--- BEGIN Excerpted records ---
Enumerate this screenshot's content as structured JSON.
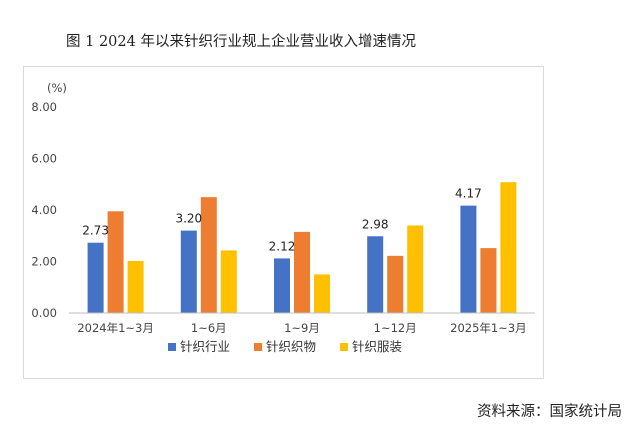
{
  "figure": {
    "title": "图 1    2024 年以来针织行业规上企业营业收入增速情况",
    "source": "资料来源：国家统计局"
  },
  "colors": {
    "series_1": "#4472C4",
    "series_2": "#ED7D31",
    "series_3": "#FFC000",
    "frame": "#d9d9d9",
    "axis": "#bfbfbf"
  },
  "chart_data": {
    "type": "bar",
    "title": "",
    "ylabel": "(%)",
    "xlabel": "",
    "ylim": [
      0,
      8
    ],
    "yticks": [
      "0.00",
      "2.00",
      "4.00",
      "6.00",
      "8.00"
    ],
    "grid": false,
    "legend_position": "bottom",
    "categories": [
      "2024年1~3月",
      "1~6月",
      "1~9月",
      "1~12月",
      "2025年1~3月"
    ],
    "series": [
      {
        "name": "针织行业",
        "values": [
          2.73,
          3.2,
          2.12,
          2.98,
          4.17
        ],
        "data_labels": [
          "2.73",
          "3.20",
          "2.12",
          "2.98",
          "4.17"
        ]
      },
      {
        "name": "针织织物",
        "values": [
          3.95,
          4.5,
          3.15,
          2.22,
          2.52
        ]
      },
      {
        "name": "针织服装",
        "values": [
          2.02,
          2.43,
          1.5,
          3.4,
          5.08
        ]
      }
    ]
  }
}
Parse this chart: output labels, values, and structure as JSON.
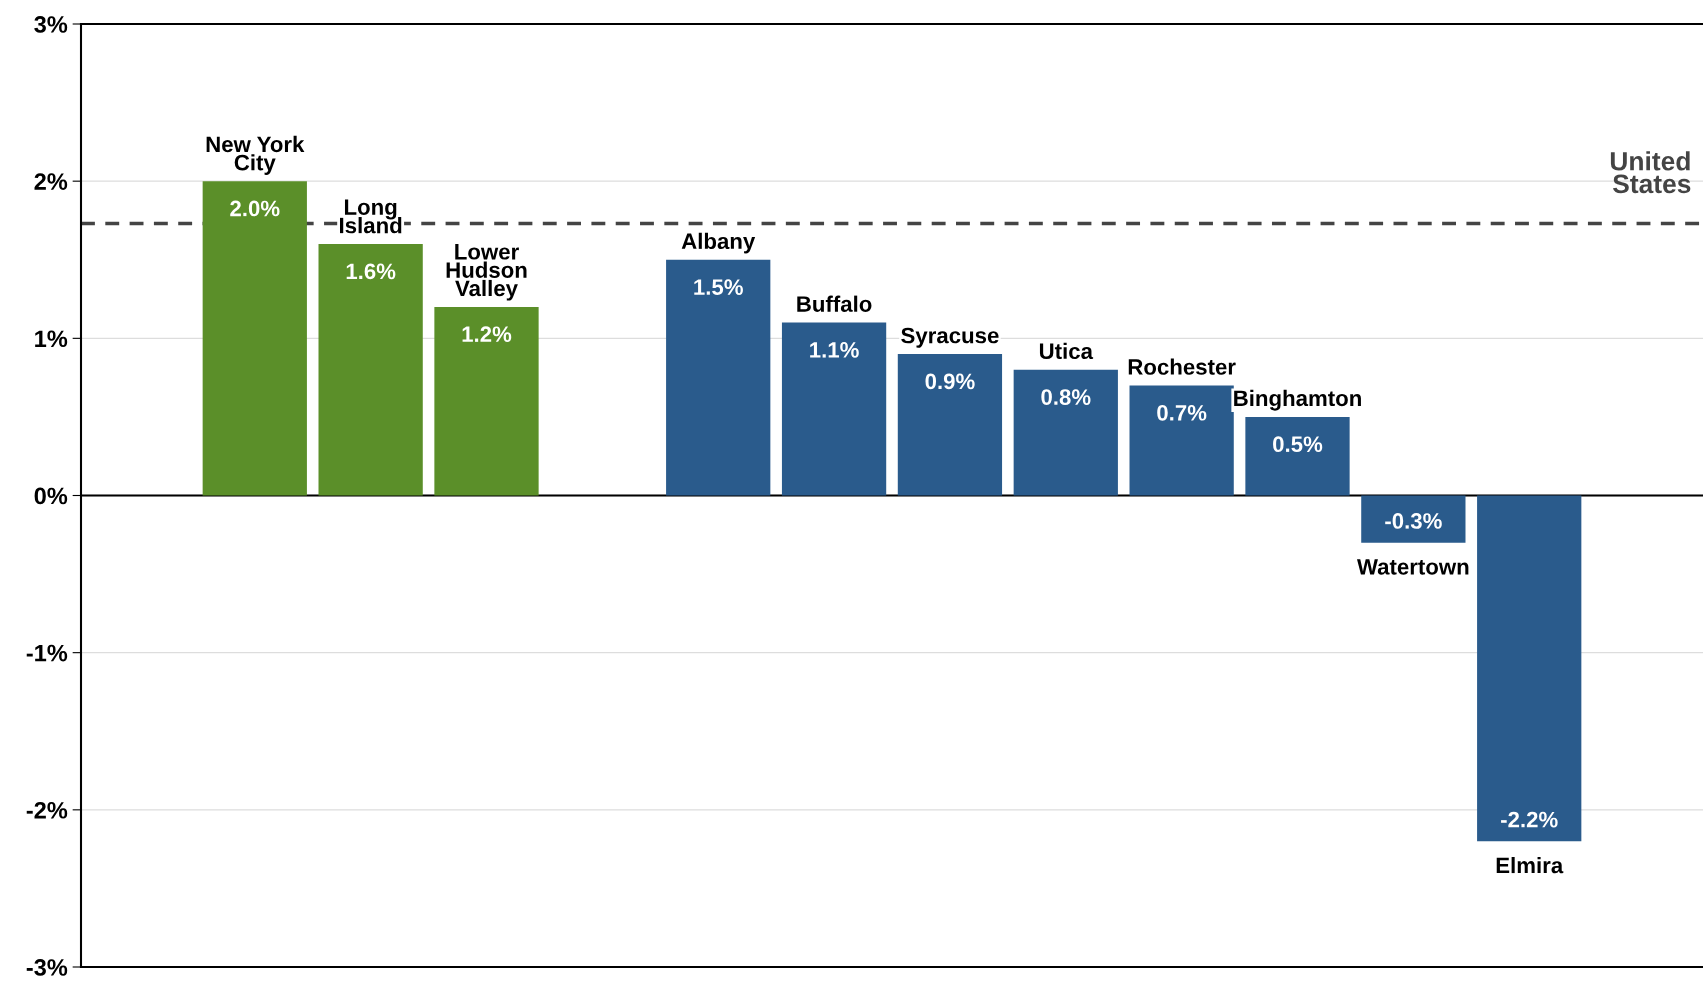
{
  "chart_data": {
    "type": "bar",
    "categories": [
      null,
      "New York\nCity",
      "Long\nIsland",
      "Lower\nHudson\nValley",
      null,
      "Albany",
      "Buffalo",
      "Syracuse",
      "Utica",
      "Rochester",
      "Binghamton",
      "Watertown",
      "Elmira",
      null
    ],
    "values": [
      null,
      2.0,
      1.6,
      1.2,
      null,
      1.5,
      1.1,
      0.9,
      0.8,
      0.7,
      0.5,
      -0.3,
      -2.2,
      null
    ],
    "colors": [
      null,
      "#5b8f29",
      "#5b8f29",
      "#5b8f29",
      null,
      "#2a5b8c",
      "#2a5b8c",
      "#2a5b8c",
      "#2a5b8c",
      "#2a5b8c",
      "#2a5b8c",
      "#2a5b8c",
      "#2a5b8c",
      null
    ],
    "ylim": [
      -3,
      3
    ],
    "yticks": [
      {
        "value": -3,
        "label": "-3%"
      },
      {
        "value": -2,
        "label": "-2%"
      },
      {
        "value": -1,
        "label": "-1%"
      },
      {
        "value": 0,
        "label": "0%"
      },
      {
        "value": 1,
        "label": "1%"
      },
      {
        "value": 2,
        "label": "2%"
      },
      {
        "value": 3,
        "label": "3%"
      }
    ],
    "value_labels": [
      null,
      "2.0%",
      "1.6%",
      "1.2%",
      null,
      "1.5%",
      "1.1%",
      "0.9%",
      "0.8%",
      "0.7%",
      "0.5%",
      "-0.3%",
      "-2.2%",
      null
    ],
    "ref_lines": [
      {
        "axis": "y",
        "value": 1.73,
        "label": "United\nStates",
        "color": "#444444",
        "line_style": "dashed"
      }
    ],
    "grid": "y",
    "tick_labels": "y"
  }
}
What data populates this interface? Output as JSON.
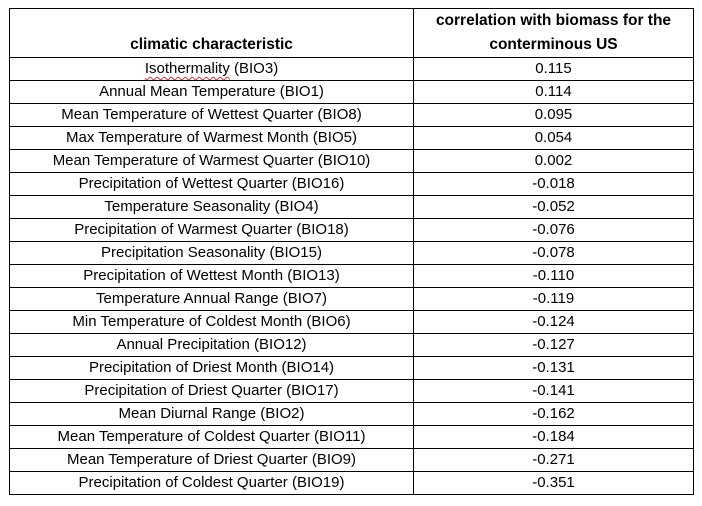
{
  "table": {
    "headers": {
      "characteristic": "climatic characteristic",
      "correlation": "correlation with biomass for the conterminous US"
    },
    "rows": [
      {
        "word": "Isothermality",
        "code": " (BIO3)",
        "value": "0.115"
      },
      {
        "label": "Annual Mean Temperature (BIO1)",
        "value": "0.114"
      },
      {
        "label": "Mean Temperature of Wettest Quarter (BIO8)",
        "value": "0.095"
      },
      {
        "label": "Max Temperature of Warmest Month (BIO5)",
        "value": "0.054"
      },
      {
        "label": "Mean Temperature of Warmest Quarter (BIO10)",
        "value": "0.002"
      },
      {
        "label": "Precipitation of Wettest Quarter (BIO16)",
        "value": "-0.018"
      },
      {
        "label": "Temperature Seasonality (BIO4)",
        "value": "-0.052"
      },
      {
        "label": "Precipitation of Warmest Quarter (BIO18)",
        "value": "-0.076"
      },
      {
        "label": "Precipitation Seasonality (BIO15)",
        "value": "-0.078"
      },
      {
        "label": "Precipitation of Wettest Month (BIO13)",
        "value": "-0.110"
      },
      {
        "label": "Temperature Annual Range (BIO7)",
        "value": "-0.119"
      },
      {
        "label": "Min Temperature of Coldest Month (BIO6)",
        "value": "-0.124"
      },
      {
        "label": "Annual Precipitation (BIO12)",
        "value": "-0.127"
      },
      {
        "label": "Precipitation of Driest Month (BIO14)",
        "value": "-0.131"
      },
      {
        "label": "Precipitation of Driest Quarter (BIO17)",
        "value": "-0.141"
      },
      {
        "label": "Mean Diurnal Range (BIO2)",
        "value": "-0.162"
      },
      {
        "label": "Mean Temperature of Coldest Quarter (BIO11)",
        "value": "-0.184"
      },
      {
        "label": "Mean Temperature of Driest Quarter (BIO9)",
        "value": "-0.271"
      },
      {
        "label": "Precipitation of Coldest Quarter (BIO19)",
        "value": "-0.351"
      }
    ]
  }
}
--- END Excerpted records ---
→ What is required:
Using the records above, retype everything exactly except the pictures.

→ Output below:
Enumerate this screenshot's content as structured JSON.
{
  "figure": {
    "title": "图 1    2024 年以来针织行业规上企业营业收入增速情况",
    "source": "资料来源：国家统计局"
  },
  "colors": {
    "series_1": "#4472C4",
    "series_2": "#ED7D31",
    "series_3": "#FFC000",
    "frame": "#d9d9d9",
    "axis": "#bfbfbf"
  },
  "chart_data": {
    "type": "bar",
    "title": "",
    "ylabel": "(%)",
    "xlabel": "",
    "ylim": [
      0,
      8
    ],
    "yticks": [
      "0.00",
      "2.00",
      "4.00",
      "6.00",
      "8.00"
    ],
    "grid": false,
    "legend_position": "bottom",
    "categories": [
      "2024年1~3月",
      "1~6月",
      "1~9月",
      "1~12月",
      "2025年1~3月"
    ],
    "series": [
      {
        "name": "针织行业",
        "values": [
          2.73,
          3.2,
          2.12,
          2.98,
          4.17
        ],
        "data_labels": [
          "2.73",
          "3.20",
          "2.12",
          "2.98",
          "4.17"
        ]
      },
      {
        "name": "针织织物",
        "values": [
          3.95,
          4.5,
          3.15,
          2.22,
          2.52
        ]
      },
      {
        "name": "针织服装",
        "values": [
          2.02,
          2.43,
          1.5,
          3.4,
          5.08
        ]
      }
    ]
  }
}
Parse this chart: output labels, values, and structure as JSON.
{
  "chart_data": {
    "type": "bar",
    "categories": [
      null,
      "New York\nCity",
      "Long\nIsland",
      "Lower\nHudson\nValley",
      null,
      "Albany",
      "Buffalo",
      "Syracuse",
      "Utica",
      "Rochester",
      "Binghamton",
      "Watertown",
      "Elmira",
      null
    ],
    "values": [
      null,
      2.0,
      1.6,
      1.2,
      null,
      1.5,
      1.1,
      0.9,
      0.8,
      0.7,
      0.5,
      -0.3,
      -2.2,
      null
    ],
    "colors": [
      null,
      "#5b8f29",
      "#5b8f29",
      "#5b8f29",
      null,
      "#2a5b8c",
      "#2a5b8c",
      "#2a5b8c",
      "#2a5b8c",
      "#2a5b8c",
      "#2a5b8c",
      "#2a5b8c",
      "#2a5b8c",
      null
    ],
    "ylim": [
      -3,
      3
    ],
    "yticks": [
      {
        "value": -3,
        "label": "-3%"
      },
      {
        "value": -2,
        "label": "-2%"
      },
      {
        "value": -1,
        "label": "-1%"
      },
      {
        "value": 0,
        "label": "0%"
      },
      {
        "value": 1,
        "label": "1%"
      },
      {
        "value": 2,
        "label": "2%"
      },
      {
        "value": 3,
        "label": "3%"
      }
    ],
    "value_labels": [
      null,
      "2.0%",
      "1.6%",
      "1.2%",
      null,
      "1.5%",
      "1.1%",
      "0.9%",
      "0.8%",
      "0.7%",
      "0.5%",
      "-0.3%",
      "-2.2%",
      null
    ],
    "ref_lines": [
      {
        "axis": "y",
        "value": 1.73,
        "label": "United\nStates",
        "color": "#444444",
        "line_style": "dashed"
      }
    ],
    "grid": "y",
    "tick_labels": "y"
  }
}
What data populates this interface? Output as JSON.
{
  "table": {
    "headers": {
      "characteristic": "climatic characteristic",
      "correlation": "correlation with biomass for the conterminous US"
    },
    "rows": [
      {
        "word": "Isothermality",
        "code": " (BIO3)",
        "value": "0.115"
      },
      {
        "label": "Annual Mean Temperature (BIO1)",
        "value": "0.114"
      },
      {
        "label": "Mean Temperature of Wettest Quarter (BIO8)",
        "value": "0.095"
      },
      {
        "label": "Max Temperature of Warmest Month (BIO5)",
        "value": "0.054"
      },
      {
        "label": "Mean Temperature of Warmest Quarter (BIO10)",
        "value": "0.002"
      },
      {
        "label": "Precipitation of Wettest Quarter (BIO16)",
        "value": "-0.018"
      },
      {
        "label": "Temperature Seasonality (BIO4)",
        "value": "-0.052"
      },
      {
        "label": "Precipitation of Warmest Quarter (BIO18)",
        "value": "-0.076"
      },
      {
        "label": "Precipitation Seasonality (BIO15)",
        "value": "-0.078"
      },
      {
        "label": "Precipitation of Wettest Month (BIO13)",
        "value": "-0.110"
      },
      {
        "label": "Temperature Annual Range (BIO7)",
        "value": "-0.119"
      },
      {
        "label": "Min Temperature of Coldest Month (BIO6)",
        "value": "-0.124"
      },
      {
        "label": "Annual Precipitation (BIO12)",
        "value": "-0.127"
      },
      {
        "label": "Precipitation of Driest Month (BIO14)",
        "value": "-0.131"
      },
      {
        "label": "Precipitation of Driest Quarter (BIO17)",
        "value": "-0.141"
      },
      {
        "label": "Mean Diurnal Range (BIO2)",
        "value": "-0.162"
      },
      {
        "label": "Mean Temperature of Coldest Quarter (BIO11)",
        "value": "-0.184"
      },
      {
        "label": "Mean Temperature of Driest Quarter (BIO9)",
        "value": "-0.271"
      },
      {
        "label": "Precipitation of Coldest Quarter (BIO19)",
        "value": "-0.351"
      }
    ]
  }
}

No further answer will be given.